Records of document pages and text

»»

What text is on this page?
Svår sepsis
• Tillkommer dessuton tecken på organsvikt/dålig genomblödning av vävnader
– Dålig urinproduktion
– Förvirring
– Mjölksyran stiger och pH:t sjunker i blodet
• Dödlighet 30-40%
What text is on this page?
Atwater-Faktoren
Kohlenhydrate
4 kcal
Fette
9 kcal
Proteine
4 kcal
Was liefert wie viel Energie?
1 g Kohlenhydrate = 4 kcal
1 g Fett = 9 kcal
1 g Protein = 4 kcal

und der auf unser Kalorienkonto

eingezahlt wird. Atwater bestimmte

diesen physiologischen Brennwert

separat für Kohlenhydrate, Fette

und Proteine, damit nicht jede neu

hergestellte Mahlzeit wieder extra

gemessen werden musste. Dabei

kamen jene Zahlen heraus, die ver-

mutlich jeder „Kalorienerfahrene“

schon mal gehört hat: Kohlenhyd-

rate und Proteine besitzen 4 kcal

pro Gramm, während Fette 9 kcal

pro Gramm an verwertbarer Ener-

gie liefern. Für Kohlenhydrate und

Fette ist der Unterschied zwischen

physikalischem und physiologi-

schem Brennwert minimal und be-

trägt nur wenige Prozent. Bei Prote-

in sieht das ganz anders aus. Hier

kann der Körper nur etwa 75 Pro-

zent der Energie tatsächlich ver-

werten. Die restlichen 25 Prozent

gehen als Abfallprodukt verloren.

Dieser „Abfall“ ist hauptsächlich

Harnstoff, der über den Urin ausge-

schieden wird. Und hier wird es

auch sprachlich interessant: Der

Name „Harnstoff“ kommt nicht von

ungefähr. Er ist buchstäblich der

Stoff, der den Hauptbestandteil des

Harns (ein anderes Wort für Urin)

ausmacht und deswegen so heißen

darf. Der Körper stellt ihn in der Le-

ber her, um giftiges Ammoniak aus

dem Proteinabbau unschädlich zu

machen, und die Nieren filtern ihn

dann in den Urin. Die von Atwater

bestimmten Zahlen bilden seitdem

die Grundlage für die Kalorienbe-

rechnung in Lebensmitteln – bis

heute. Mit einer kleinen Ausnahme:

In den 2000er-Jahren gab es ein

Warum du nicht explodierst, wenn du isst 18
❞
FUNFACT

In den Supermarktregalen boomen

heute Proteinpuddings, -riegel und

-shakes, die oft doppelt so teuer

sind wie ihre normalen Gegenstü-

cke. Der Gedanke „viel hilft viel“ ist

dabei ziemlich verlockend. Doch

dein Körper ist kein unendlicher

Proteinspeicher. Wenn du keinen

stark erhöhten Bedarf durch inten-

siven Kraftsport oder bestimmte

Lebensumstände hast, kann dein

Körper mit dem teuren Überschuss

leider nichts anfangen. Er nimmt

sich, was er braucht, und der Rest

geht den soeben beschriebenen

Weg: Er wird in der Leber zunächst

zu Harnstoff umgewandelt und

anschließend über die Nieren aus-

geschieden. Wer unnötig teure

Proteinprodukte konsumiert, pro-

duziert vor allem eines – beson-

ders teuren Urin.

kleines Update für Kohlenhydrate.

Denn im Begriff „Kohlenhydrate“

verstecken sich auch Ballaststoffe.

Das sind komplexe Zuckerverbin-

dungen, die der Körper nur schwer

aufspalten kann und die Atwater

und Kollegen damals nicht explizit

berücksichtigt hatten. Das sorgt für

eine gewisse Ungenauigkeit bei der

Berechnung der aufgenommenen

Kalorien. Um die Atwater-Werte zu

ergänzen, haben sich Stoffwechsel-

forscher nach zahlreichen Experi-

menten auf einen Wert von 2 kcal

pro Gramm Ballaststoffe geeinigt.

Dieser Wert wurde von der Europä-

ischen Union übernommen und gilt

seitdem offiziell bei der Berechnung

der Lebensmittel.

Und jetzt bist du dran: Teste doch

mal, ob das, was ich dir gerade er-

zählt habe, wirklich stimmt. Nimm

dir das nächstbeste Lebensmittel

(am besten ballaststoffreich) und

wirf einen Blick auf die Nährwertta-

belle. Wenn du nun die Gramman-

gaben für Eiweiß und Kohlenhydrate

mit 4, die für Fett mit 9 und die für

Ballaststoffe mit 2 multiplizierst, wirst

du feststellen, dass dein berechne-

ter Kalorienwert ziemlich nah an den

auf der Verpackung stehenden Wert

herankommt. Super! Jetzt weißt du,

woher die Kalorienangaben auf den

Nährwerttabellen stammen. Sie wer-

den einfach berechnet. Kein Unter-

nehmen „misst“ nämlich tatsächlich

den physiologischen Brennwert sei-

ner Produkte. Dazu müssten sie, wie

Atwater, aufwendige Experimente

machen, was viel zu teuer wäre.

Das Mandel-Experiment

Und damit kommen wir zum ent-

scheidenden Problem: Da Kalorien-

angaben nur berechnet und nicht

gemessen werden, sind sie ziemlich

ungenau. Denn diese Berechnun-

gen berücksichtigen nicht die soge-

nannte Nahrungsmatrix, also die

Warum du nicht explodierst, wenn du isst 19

««

_YOUR GOAL_. Please return every line in the data that includes the string "wird".

_TASK SOLUTION_.
eingezahlt wird. Atwater bestimmte
schieden wird. Und hier wird es
Weg: Er wird in der Leber zunächst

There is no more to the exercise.